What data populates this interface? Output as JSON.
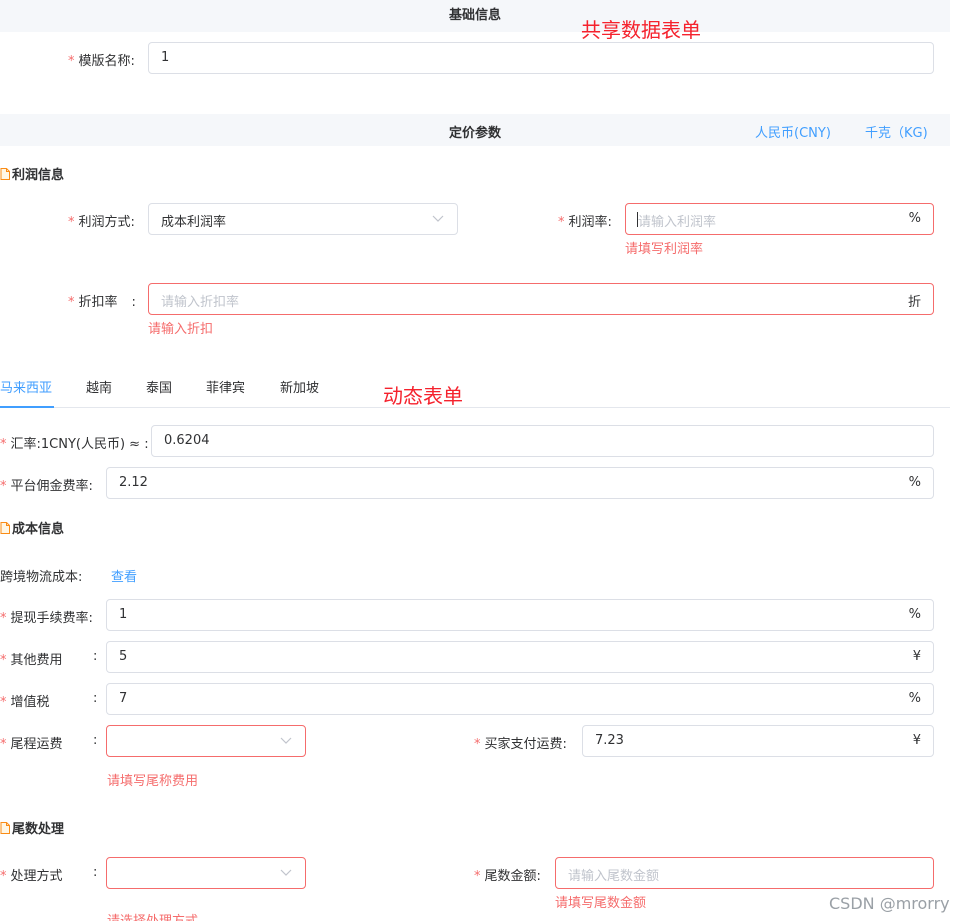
{
  "basic_section": {
    "title": "基础信息"
  },
  "annotations": {
    "shared": "共享数据表单",
    "dynamic": "动态表单"
  },
  "template": {
    "label": "模版名称:",
    "value": "1"
  },
  "pricing_section": {
    "title": "定价参数",
    "currency": "人民币(CNY)",
    "weight": "千克（KG)"
  },
  "profit": {
    "heading": "利润信息",
    "method_label": "利润方式:",
    "method_value": "成本利润率",
    "rate_label": "利润率:",
    "rate_placeholder": "请输入利润率",
    "rate_suffix": "%",
    "rate_error": "请填写利润率",
    "discount_label": "折扣率",
    "discount_colon": ":",
    "discount_placeholder": "请输入折扣率",
    "discount_suffix": "折",
    "discount_error": "请输入折扣"
  },
  "tabs": [
    "马来西亚",
    "越南",
    "泰国",
    "菲律宾",
    "新加坡"
  ],
  "rates": {
    "exchange_label": "汇率:1CNY(人民币) ≈ :",
    "exchange_value": "0.6204",
    "commission_label": "平台佣金费率:",
    "commission_value": "2.12",
    "commission_suffix": "%"
  },
  "cost": {
    "heading": "成本信息",
    "logistics_label": "跨境物流成本:",
    "logistics_link": "查看",
    "withdraw_label": "提现手续费率:",
    "withdraw_value": "1",
    "withdraw_suffix": "%",
    "other_label": "其他费用",
    "other_value": "5",
    "other_suffix": "¥",
    "vat_label": "增值税",
    "vat_value": "7",
    "vat_suffix": "%",
    "tail_label": "尾程运费",
    "tail_error": "请填写尾称费用",
    "buyer_label": "买家支付运费:",
    "buyer_value": "7.23",
    "buyer_suffix": "¥",
    "colon": ":"
  },
  "rounding": {
    "heading": "尾数处理",
    "method_label": "处理方式",
    "method_error": "请选择处理方式",
    "amount_label": "尾数金额:",
    "amount_placeholder": "请输入尾数金额",
    "amount_error": "请填写尾数金额"
  },
  "watermark": "CSDN @mrorry",
  "colors": {
    "accent": "#409eff",
    "error": "#f56c6c",
    "annotation": "#f5222d",
    "section_bg": "#f5f7fa"
  }
}
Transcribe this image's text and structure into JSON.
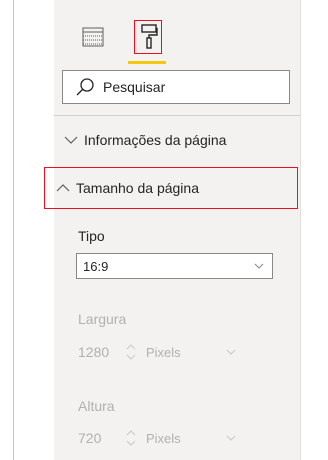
{
  "search": {
    "placeholder": "Pesquisar"
  },
  "sections": {
    "page_info": {
      "label": "Informações da página",
      "expanded": false
    },
    "page_size": {
      "label": "Tamanho da página",
      "expanded": true
    }
  },
  "page_size": {
    "type_label": "Tipo",
    "type_value": "16:9",
    "width_label": "Largura",
    "width_value": "1280",
    "width_unit": "Pixels",
    "height_label": "Altura",
    "height_value": "720",
    "height_unit": "Pixels"
  },
  "colors": {
    "highlight": "#e81123",
    "active_underline": "#f2c811",
    "pane_bg": "#f3f2f1",
    "disabled_text": "#b3b0ad"
  },
  "icons": {
    "fields": "fields-grid-icon",
    "format": "paint-roller-icon",
    "search": "search-icon",
    "collapsed": "chevron-down-icon",
    "expanded": "chevron-up-icon"
  }
}
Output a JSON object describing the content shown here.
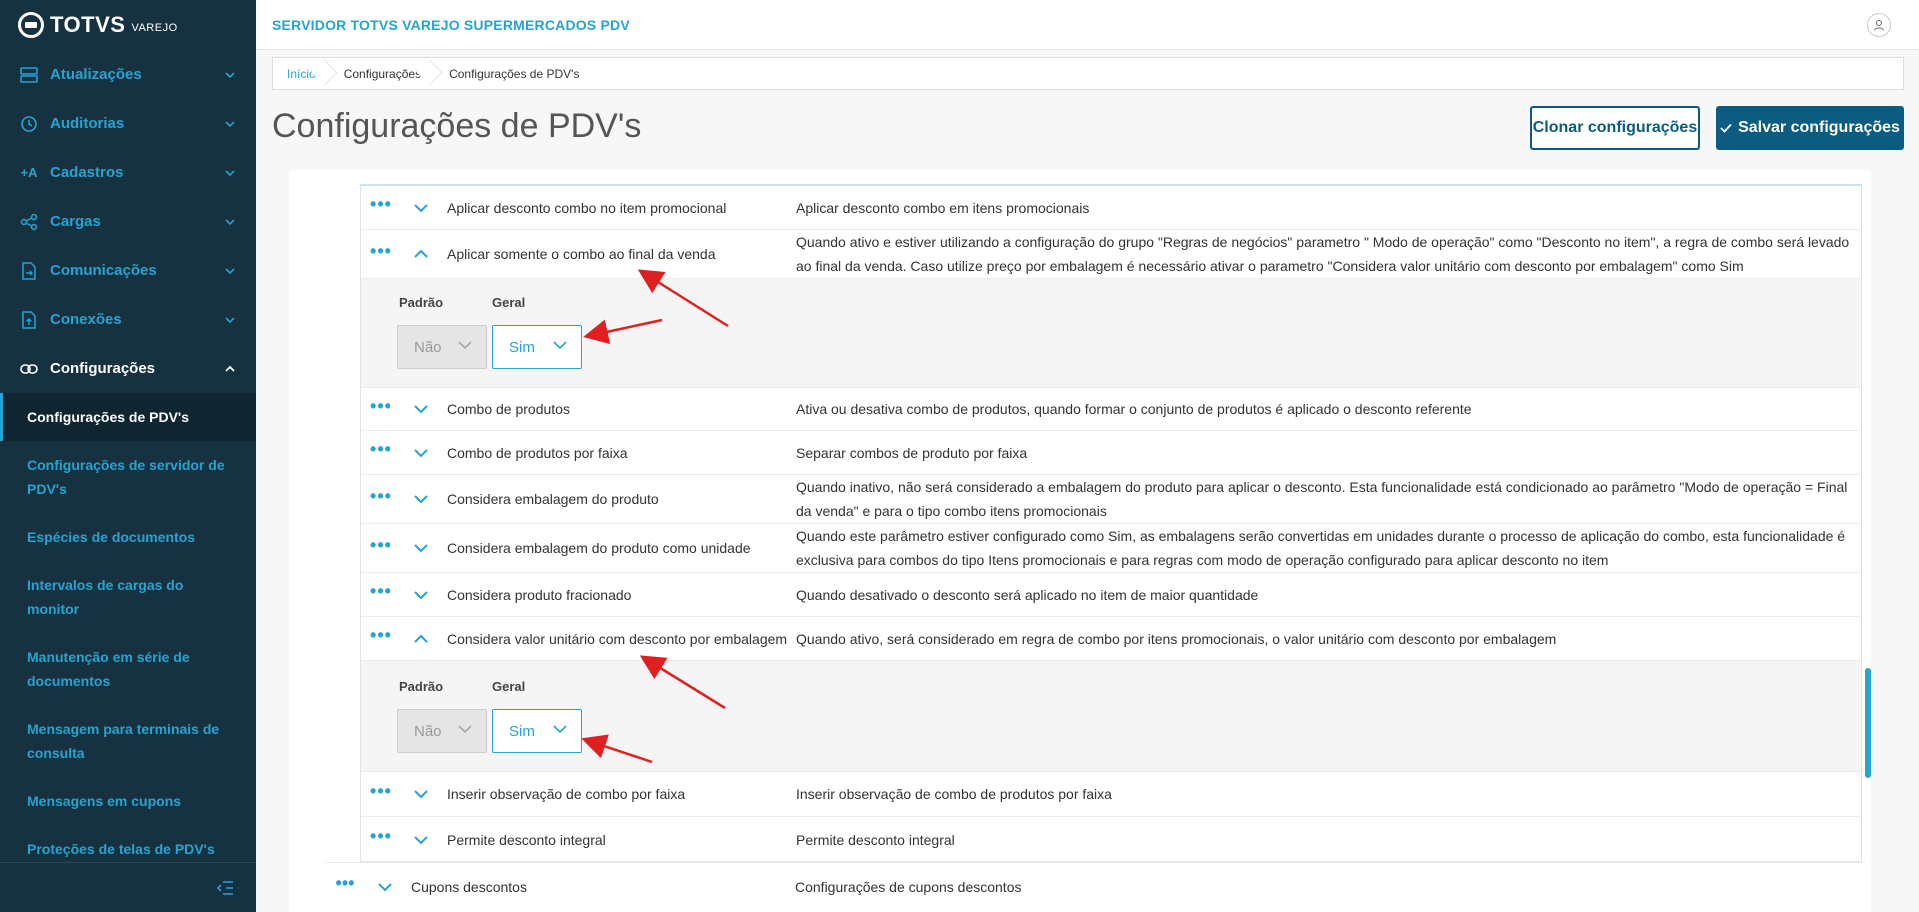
{
  "sidebar": {
    "brand": "TOTVS",
    "brand_sub": "VAREJO",
    "items": [
      {
        "label": "Atualizações"
      },
      {
        "label": "Auditorias"
      },
      {
        "label": "Cadastros"
      },
      {
        "label": "Cargas"
      },
      {
        "label": "Comunicações"
      },
      {
        "label": "Conexões"
      },
      {
        "label": "Configurações"
      }
    ],
    "subitems": [
      {
        "label": "Configurações de PDV's"
      },
      {
        "label": "Configurações de servidor de PDV's"
      },
      {
        "label": "Espécies de documentos"
      },
      {
        "label": "Intervalos de cargas do monitor"
      },
      {
        "label": "Manutenção em série de documentos"
      },
      {
        "label": "Mensagem para terminais de consulta"
      },
      {
        "label": "Mensagens em cupons"
      },
      {
        "label": "Proteções de telas de PDV's"
      }
    ]
  },
  "header": {
    "server_title": "SERVIDOR TOTVS VAREJO SUPERMERCADOS PDV"
  },
  "breadcrumb": [
    "Início",
    "Configurações",
    "Configurações de PDV's"
  ],
  "page": {
    "title": "Configurações de PDV's",
    "clone_label": "Clonar configurações",
    "save_label": "Salvar configurações"
  },
  "rows": [
    {
      "name": "Aplicar desconto combo no item promocional",
      "desc": "Aplicar desconto combo em itens promocionais"
    },
    {
      "name": "Aplicar somente o combo ao final da venda",
      "desc": "Quando ativo e estiver utilizando a configuração do grupo \"Regras de negócios\" parametro \" Modo de operação\" como \"Desconto no item\", a regra de combo será levado ao final da venda. Caso utilize preço por embalagem é necessário ativar o parametro \"Considera valor unitário com desconto por embalagem\" como Sim"
    },
    {
      "name": "Combo de produtos",
      "desc": "Ativa ou desativa combo de produtos, quando formar o conjunto de produtos é aplicado o desconto referente"
    },
    {
      "name": "Combo de produtos por faixa",
      "desc": "Separar combos de produto por faixa"
    },
    {
      "name": "Considera embalagem do produto",
      "desc": "Quando inativo, não será considerado a embalagem do produto para aplicar o desconto. Esta funcionalidade está condicionado ao parâmetro \"Modo de operação = Final da venda\" e para o tipo combo itens promocionais"
    },
    {
      "name": "Considera embalagem do produto como unidade",
      "desc": "Quando este parâmetro estiver configurado como Sim, as embalagens serão convertidas em unidades durante o processo de aplicação do combo, esta funcionalidade é exclusiva para combos do tipo Itens promocionais e para regras com modo de operação configurado para aplicar desconto no item"
    },
    {
      "name": "Considera produto fracionado",
      "desc": "Quando desativado o desconto será aplicado no item de maior quantidade"
    },
    {
      "name": "Considera valor unitário com desconto por embalagem",
      "desc": "Quando ativo, será considerado em regra de combo por itens promocionais, o valor unitário com desconto por embalagem"
    },
    {
      "name": "Inserir observação de combo por faixa",
      "desc": "Inserir observação de combo de produtos por faixa"
    },
    {
      "name": "Permite desconto integral",
      "desc": "Permite desconto integral"
    }
  ],
  "expanded": {
    "default_label": "Padrão",
    "general_label": "Geral",
    "default_value": "Não",
    "general_value": "Sim"
  },
  "group_row": {
    "name": "Cupons descontos",
    "desc": "Configurações de cupons descontos"
  },
  "dots": "•••",
  "colors": {
    "accent": "#27a3d1",
    "primary": "#0b5c80",
    "sidebar": "#163240",
    "annotation": "#e02020"
  }
}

#####

◆ **Your goal**
Reproduce each line of the material containing the word "estiver".

◆ **Exercise result**
      "desc": "Quando ativo e estiver utilizando a configuração do grupo \"Regras de negócios\" parametro \" Modo de operação\" como \"Desconto no item\", a regra de combo será levado ao final da venda. Caso utilize preço por embalagem é necessário ativar o parametro \"Considera valor unitário com desconto por embalagem\" como Sim"
      "desc": "Quando este parâmetro estiver configurado como Sim, as embalagens serão convertidas em unidades durante o processo de aplicação do combo, esta funcionalidade é exclusiva para combos do tipo Itens promocionais e para regras com modo de operação configurado para aplicar desconto no item"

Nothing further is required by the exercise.